MATERIALS PROVIDED
###

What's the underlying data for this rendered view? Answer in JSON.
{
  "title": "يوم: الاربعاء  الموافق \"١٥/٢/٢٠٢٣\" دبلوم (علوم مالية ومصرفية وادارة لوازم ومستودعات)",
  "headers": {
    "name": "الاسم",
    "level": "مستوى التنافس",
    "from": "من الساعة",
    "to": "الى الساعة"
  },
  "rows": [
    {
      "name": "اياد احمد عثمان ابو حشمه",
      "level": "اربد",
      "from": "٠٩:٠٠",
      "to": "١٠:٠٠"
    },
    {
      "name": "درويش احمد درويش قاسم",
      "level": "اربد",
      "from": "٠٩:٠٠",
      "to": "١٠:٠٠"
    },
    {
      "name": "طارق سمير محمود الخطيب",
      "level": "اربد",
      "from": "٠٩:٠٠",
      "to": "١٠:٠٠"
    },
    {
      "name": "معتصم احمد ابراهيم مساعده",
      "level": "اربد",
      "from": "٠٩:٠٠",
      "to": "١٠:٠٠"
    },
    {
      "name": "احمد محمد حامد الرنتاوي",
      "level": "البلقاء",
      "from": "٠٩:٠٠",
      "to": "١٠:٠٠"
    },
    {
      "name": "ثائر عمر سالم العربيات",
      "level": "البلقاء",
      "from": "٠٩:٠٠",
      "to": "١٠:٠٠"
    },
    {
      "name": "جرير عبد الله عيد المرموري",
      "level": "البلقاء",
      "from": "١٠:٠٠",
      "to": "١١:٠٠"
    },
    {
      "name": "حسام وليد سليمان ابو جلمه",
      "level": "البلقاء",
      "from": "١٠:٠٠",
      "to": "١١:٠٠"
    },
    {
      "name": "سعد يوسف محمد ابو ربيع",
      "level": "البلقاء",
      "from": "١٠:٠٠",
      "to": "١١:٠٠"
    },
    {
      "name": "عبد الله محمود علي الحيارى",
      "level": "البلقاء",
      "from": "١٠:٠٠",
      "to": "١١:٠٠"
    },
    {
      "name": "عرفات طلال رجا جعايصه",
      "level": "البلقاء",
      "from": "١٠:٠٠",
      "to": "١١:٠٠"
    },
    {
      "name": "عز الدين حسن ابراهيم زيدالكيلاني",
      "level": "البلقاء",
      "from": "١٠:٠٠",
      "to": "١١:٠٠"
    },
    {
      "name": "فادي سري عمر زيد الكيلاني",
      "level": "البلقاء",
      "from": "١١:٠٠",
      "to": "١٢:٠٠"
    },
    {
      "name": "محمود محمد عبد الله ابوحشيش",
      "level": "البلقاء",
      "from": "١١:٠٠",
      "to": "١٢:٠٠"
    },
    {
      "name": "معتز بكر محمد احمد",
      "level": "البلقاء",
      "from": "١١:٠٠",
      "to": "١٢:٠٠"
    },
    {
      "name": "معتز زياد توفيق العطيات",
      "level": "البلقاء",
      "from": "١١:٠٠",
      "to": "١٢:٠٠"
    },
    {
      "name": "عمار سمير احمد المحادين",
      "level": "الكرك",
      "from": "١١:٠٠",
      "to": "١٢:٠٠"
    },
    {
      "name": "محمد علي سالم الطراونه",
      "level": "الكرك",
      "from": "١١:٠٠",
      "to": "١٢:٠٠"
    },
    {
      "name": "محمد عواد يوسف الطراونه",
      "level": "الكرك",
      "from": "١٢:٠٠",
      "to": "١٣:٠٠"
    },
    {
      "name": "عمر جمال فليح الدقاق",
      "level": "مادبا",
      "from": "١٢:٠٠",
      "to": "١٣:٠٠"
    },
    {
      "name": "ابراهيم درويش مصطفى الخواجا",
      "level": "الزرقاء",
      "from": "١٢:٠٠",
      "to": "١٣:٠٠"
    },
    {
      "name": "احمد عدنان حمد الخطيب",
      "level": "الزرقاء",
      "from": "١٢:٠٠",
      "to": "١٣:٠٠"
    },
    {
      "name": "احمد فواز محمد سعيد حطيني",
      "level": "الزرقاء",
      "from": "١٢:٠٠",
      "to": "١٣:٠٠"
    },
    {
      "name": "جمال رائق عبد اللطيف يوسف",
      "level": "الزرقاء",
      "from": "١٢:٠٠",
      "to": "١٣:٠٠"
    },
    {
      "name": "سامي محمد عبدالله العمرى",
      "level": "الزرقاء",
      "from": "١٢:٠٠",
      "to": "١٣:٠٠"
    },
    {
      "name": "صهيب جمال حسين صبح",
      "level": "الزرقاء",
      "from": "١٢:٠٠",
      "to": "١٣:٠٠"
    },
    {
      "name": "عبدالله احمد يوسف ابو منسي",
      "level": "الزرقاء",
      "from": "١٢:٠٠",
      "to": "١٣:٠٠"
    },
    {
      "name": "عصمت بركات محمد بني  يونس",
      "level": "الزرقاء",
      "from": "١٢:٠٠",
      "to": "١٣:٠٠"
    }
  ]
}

###

Copy out the whole listing exactly.

What's the underlying data for this rendered view? Answer in JSON.
{
  "title": "يوم: الاربعاء  الموافق \"١٥/٢/٢٠٢٣\" دبلوم (علوم مالية ومصرفية وادارة لوازم ومستودعات)",
  "headers": {
    "name": "الاسم",
    "level": "مستوى التنافس",
    "from": "من الساعة",
    "to": "الى الساعة"
  },
  "rows": [
    {
      "name": "اياد احمد عثمان ابو حشمه",
      "level": "اربد",
      "from": "٠٩:٠٠",
      "to": "١٠:٠٠"
    },
    {
      "name": "درويش احمد درويش قاسم",
      "level": "اربد",
      "from": "٠٩:٠٠",
      "to": "١٠:٠٠"
    },
    {
      "name": "طارق سمير محمود الخطيب",
      "level": "اربد",
      "from": "٠٩:٠٠",
      "to": "١٠:٠٠"
    },
    {
      "name": "معتصم احمد ابراهيم مساعده",
      "level": "اربد",
      "from": "٠٩:٠٠",
      "to": "١٠:٠٠"
    },
    {
      "name": "احمد محمد حامد الرنتاوي",
      "level": "البلقاء",
      "from": "٠٩:٠٠",
      "to": "١٠:٠٠"
    },
    {
      "name": "ثائر عمر سالم العربيات",
      "level": "البلقاء",
      "from": "٠٩:٠٠",
      "to": "١٠:٠٠"
    },
    {
      "name": "جرير عبد الله عيد المرموري",
      "level": "البلقاء",
      "from": "١٠:٠٠",
      "to": "١١:٠٠"
    },
    {
      "name": "حسام وليد سليمان ابو جلمه",
      "level": "البلقاء",
      "from": "١٠:٠٠",
      "to": "١١:٠٠"
    },
    {
      "name": "سعد يوسف محمد ابو ربيع",
      "level": "البلقاء",
      "from": "١٠:٠٠",
      "to": "١١:٠٠"
    },
    {
      "name": "عبد الله محمود علي الحيارى",
      "level": "البلقاء",
      "from": "١٠:٠٠",
      "to": "١١:٠٠"
    },
    {
      "name": "عرفات طلال رجا جعايصه",
      "level": "البلقاء",
      "from": "١٠:٠٠",
      "to": "١١:٠٠"
    },
    {
      "name": "عز الدين حسن ابراهيم زيدالكيلاني",
      "level": "البلقاء",
      "from": "١٠:٠٠",
      "to": "١١:٠٠"
    },
    {
      "name": "فادي سري عمر زيد الكيلاني",
      "level": "البلقاء",
      "from": "١١:٠٠",
      "to": "١٢:٠٠"
    },
    {
      "name": "محمود محمد عبد الله ابوحشيش",
      "level": "البلقاء",
      "from": "١١:٠٠",
      "to": "١٢:٠٠"
    },
    {
      "name": "معتز بكر محمد احمد",
      "level": "البلقاء",
      "from": "١١:٠٠",
      "to": "١٢:٠٠"
    },
    {
      "name": "معتز زياد توفيق العطيات",
      "level": "البلقاء",
      "from": "١١:٠٠",
      "to": "١٢:٠٠"
    },
    {
      "name": "عمار سمير احمد المحادين",
      "level": "الكرك",
      "from": "١١:٠٠",
      "to": "١٢:٠٠"
    },
    {
      "name": "محمد علي سالم الطراونه",
      "level": "الكرك",
      "from": "١١:٠٠",
      "to": "١٢:٠٠"
    },
    {
      "name": "محمد عواد يوسف الطراونه",
      "level": "الكرك",
      "from": "١٢:٠٠",
      "to": "١٣:٠٠"
    },
    {
      "name": "عمر جمال فليح الدقاق",
      "level": "مادبا",
      "from": "١٢:٠٠",
      "to": "١٣:٠٠"
    },
    {
      "name": "ابراهيم درويش مصطفى الخواجا",
      "level": "الزرقاء",
      "from": "١٢:٠٠",
      "to": "١٣:٠٠"
    },
    {
      "name": "احمد عدنان حمد الخطيب",
      "level": "الزرقاء",
      "from": "١٢:٠٠",
      "to": "١٣:٠٠"
    },
    {
      "name": "احمد فواز محمد سعيد حطيني",
      "level": "الزرقاء",
      "from": "١٢:٠٠",
      "to": "١٣:٠٠"
    },
    {
      "name": "جمال رائق عبد اللطيف يوسف",
      "level": "الزرقاء",
      "from": "١٢:٠٠",
      "to": "١٣:٠٠"
    },
    {
      "name": "سامي محمد عبدالله العمرى",
      "level": "الزرقاء",
      "from": "١٢:٠٠",
      "to": "١٣:٠٠"
    },
    {
      "name": "صهيب جمال حسين صبح",
      "level": "الزرقاء",
      "from": "١٢:٠٠",
      "to": "١٣:٠٠"
    },
    {
      "name": "عبدالله احمد يوسف ابو منسي",
      "level": "الزرقاء",
      "from": "١٢:٠٠",
      "to": "١٣:٠٠"
    },
    {
      "name": "عصمت بركات محمد بني  يونس",
      "level": "الزرقاء",
      "from": "١٢:٠٠",
      "to": "١٣:٠٠"
    }
  ]
}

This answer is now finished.